Stored data entries
+-------+
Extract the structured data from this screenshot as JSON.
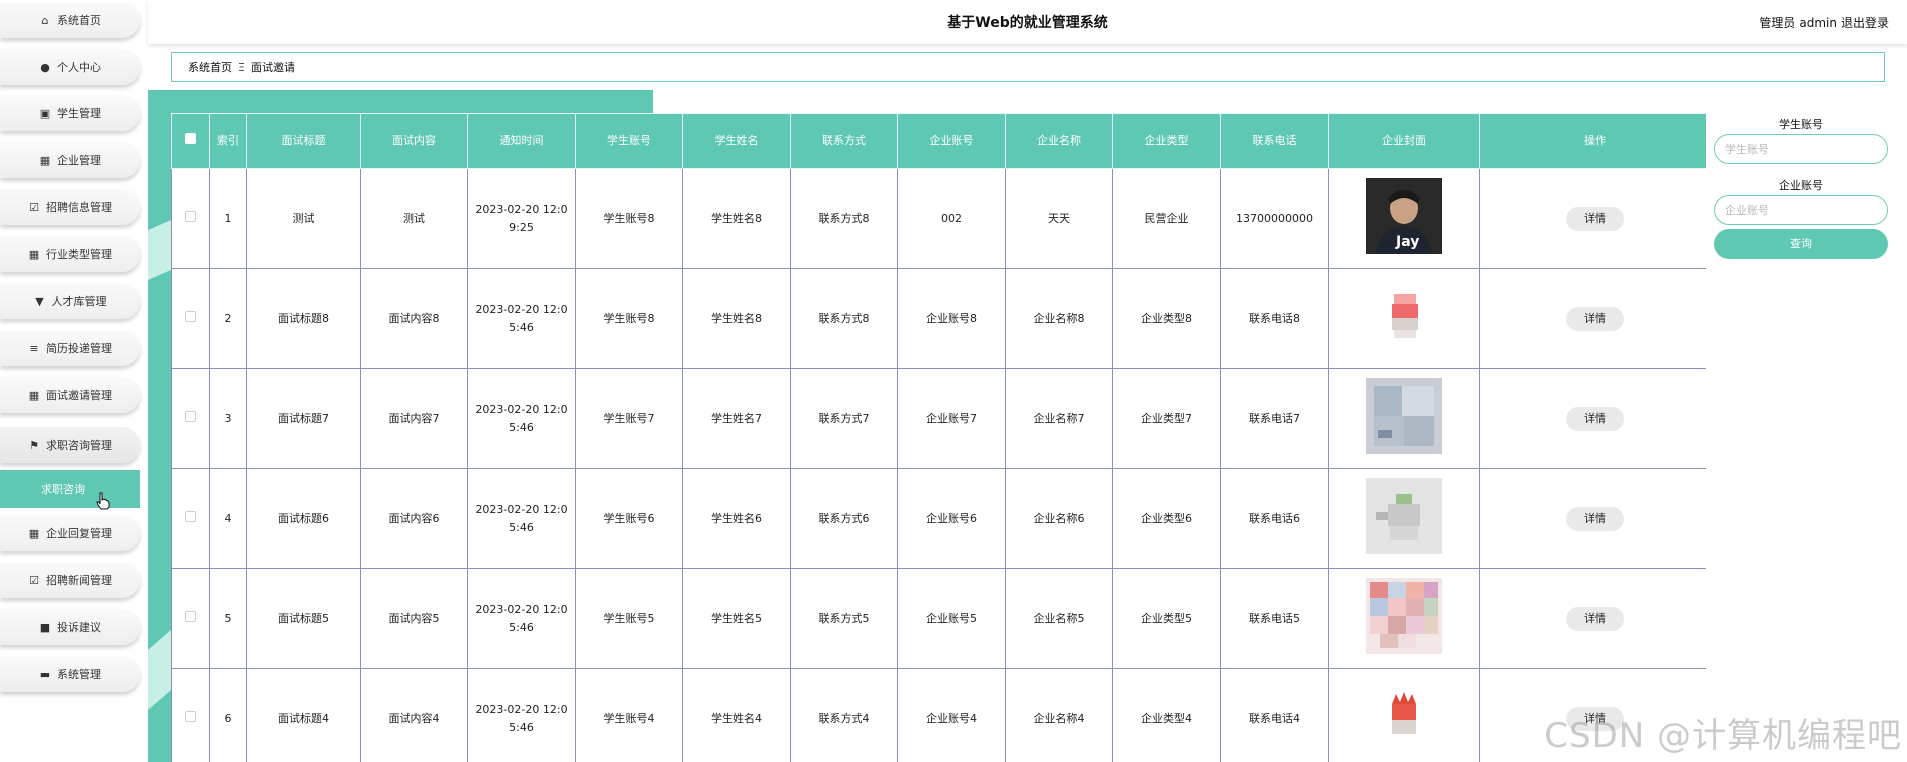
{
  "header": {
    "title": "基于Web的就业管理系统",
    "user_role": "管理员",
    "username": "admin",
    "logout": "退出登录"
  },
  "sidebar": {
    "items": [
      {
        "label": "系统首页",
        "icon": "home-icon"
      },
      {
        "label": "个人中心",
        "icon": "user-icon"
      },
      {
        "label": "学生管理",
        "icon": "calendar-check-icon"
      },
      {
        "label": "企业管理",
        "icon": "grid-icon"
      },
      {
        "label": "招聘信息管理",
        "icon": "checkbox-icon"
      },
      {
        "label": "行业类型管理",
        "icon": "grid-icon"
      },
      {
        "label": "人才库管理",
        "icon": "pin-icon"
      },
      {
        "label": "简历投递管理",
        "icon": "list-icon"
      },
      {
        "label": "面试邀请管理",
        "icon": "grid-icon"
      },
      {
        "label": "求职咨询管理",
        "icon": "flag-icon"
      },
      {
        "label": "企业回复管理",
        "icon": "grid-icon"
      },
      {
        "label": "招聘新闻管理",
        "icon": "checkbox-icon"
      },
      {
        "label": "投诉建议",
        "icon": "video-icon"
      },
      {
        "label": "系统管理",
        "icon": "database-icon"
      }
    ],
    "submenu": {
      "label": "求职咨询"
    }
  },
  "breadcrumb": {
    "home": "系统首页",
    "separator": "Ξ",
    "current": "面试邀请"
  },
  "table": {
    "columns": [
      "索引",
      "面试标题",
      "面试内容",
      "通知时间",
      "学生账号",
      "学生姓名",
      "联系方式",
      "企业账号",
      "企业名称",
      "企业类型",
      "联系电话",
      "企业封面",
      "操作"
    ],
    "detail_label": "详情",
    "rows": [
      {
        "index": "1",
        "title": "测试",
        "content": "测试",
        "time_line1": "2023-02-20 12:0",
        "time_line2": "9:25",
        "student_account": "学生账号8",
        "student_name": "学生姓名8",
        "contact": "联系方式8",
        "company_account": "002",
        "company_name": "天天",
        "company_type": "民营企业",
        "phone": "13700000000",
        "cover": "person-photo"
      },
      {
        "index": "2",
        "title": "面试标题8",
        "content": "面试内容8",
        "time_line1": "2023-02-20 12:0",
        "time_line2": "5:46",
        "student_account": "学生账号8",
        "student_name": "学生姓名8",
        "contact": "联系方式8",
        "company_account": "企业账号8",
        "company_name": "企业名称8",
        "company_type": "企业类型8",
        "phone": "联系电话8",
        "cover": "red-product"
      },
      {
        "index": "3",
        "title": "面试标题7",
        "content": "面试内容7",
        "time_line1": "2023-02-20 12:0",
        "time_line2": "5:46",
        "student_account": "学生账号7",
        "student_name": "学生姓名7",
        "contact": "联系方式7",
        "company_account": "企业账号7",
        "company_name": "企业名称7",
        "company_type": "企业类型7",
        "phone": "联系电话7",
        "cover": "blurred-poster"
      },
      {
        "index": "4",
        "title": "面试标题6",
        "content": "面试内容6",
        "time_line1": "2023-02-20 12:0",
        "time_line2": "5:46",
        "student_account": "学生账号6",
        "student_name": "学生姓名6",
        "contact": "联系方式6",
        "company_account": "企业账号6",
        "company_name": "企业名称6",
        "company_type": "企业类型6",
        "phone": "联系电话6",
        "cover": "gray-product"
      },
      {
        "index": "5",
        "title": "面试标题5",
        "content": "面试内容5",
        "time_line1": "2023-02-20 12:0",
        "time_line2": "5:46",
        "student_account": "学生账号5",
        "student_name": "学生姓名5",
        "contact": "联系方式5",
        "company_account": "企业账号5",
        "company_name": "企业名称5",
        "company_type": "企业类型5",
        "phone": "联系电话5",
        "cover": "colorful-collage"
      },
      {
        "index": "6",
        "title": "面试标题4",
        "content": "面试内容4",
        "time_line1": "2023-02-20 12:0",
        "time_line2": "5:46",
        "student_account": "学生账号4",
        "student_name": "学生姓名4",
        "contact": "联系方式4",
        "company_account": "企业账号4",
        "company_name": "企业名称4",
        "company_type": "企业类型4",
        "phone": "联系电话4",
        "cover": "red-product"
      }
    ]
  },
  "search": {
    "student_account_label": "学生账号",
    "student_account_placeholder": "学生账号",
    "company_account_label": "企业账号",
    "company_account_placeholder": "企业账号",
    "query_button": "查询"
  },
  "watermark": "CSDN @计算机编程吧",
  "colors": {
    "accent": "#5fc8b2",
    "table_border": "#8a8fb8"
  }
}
+-------+
## [TASK TO COMPLETE]
Reproduce all the records verbatim, excluding images.

## [TASK ANSWER]
Extract the structured data from this screenshot as JSON.
{
  "header": {
    "title": "基于Web的就业管理系统",
    "user_role": "管理员",
    "username": "admin",
    "logout": "退出登录"
  },
  "sidebar": {
    "items": [
      {
        "label": "系统首页",
        "icon": "home-icon"
      },
      {
        "label": "个人中心",
        "icon": "user-icon"
      },
      {
        "label": "学生管理",
        "icon": "calendar-check-icon"
      },
      {
        "label": "企业管理",
        "icon": "grid-icon"
      },
      {
        "label": "招聘信息管理",
        "icon": "checkbox-icon"
      },
      {
        "label": "行业类型管理",
        "icon": "grid-icon"
      },
      {
        "label": "人才库管理",
        "icon": "pin-icon"
      },
      {
        "label": "简历投递管理",
        "icon": "list-icon"
      },
      {
        "label": "面试邀请管理",
        "icon": "grid-icon"
      },
      {
        "label": "求职咨询管理",
        "icon": "flag-icon"
      },
      {
        "label": "企业回复管理",
        "icon": "grid-icon"
      },
      {
        "label": "招聘新闻管理",
        "icon": "checkbox-icon"
      },
      {
        "label": "投诉建议",
        "icon": "video-icon"
      },
      {
        "label": "系统管理",
        "icon": "database-icon"
      }
    ],
    "submenu": {
      "label": "求职咨询"
    }
  },
  "breadcrumb": {
    "home": "系统首页",
    "separator": "Ξ",
    "current": "面试邀请"
  },
  "table": {
    "columns": [
      "索引",
      "面试标题",
      "面试内容",
      "通知时间",
      "学生账号",
      "学生姓名",
      "联系方式",
      "企业账号",
      "企业名称",
      "企业类型",
      "联系电话",
      "企业封面",
      "操作"
    ],
    "detail_label": "详情",
    "rows": [
      {
        "index": "1",
        "title": "测试",
        "content": "测试",
        "time_line1": "2023-02-20 12:0",
        "time_line2": "9:25",
        "student_account": "学生账号8",
        "student_name": "学生姓名8",
        "contact": "联系方式8",
        "company_account": "002",
        "company_name": "天天",
        "company_type": "民营企业",
        "phone": "13700000000",
        "cover": "person-photo"
      },
      {
        "index": "2",
        "title": "面试标题8",
        "content": "面试内容8",
        "time_line1": "2023-02-20 12:0",
        "time_line2": "5:46",
        "student_account": "学生账号8",
        "student_name": "学生姓名8",
        "contact": "联系方式8",
        "company_account": "企业账号8",
        "company_name": "企业名称8",
        "company_type": "企业类型8",
        "phone": "联系电话8",
        "cover": "red-product"
      },
      {
        "index": "3",
        "title": "面试标题7",
        "content": "面试内容7",
        "time_line1": "2023-02-20 12:0",
        "time_line2": "5:46",
        "student_account": "学生账号7",
        "student_name": "学生姓名7",
        "contact": "联系方式7",
        "company_account": "企业账号7",
        "company_name": "企业名称7",
        "company_type": "企业类型7",
        "phone": "联系电话7",
        "cover": "blurred-poster"
      },
      {
        "index": "4",
        "title": "面试标题6",
        "content": "面试内容6",
        "time_line1": "2023-02-20 12:0",
        "time_line2": "5:46",
        "student_account": "学生账号6",
        "student_name": "学生姓名6",
        "contact": "联系方式6",
        "company_account": "企业账号6",
        "company_name": "企业名称6",
        "company_type": "企业类型6",
        "phone": "联系电话6",
        "cover": "gray-product"
      },
      {
        "index": "5",
        "title": "面试标题5",
        "content": "面试内容5",
        "time_line1": "2023-02-20 12:0",
        "time_line2": "5:46",
        "student_account": "学生账号5",
        "student_name": "学生姓名5",
        "contact": "联系方式5",
        "company_account": "企业账号5",
        "company_name": "企业名称5",
        "company_type": "企业类型5",
        "phone": "联系电话5",
        "cover": "colorful-collage"
      },
      {
        "index": "6",
        "title": "面试标题4",
        "content": "面试内容4",
        "time_line1": "2023-02-20 12:0",
        "time_line2": "5:46",
        "student_account": "学生账号4",
        "student_name": "学生姓名4",
        "contact": "联系方式4",
        "company_account": "企业账号4",
        "company_name": "企业名称4",
        "company_type": "企业类型4",
        "phone": "联系电话4",
        "cover": "red-product"
      }
    ]
  },
  "search": {
    "student_account_label": "学生账号",
    "student_account_placeholder": "学生账号",
    "company_account_label": "企业账号",
    "company_account_placeholder": "企业账号",
    "query_button": "查询"
  },
  "watermark": "CSDN @计算机编程吧",
  "colors": {
    "accent": "#5fc8b2",
    "table_border": "#8a8fb8"
  }
}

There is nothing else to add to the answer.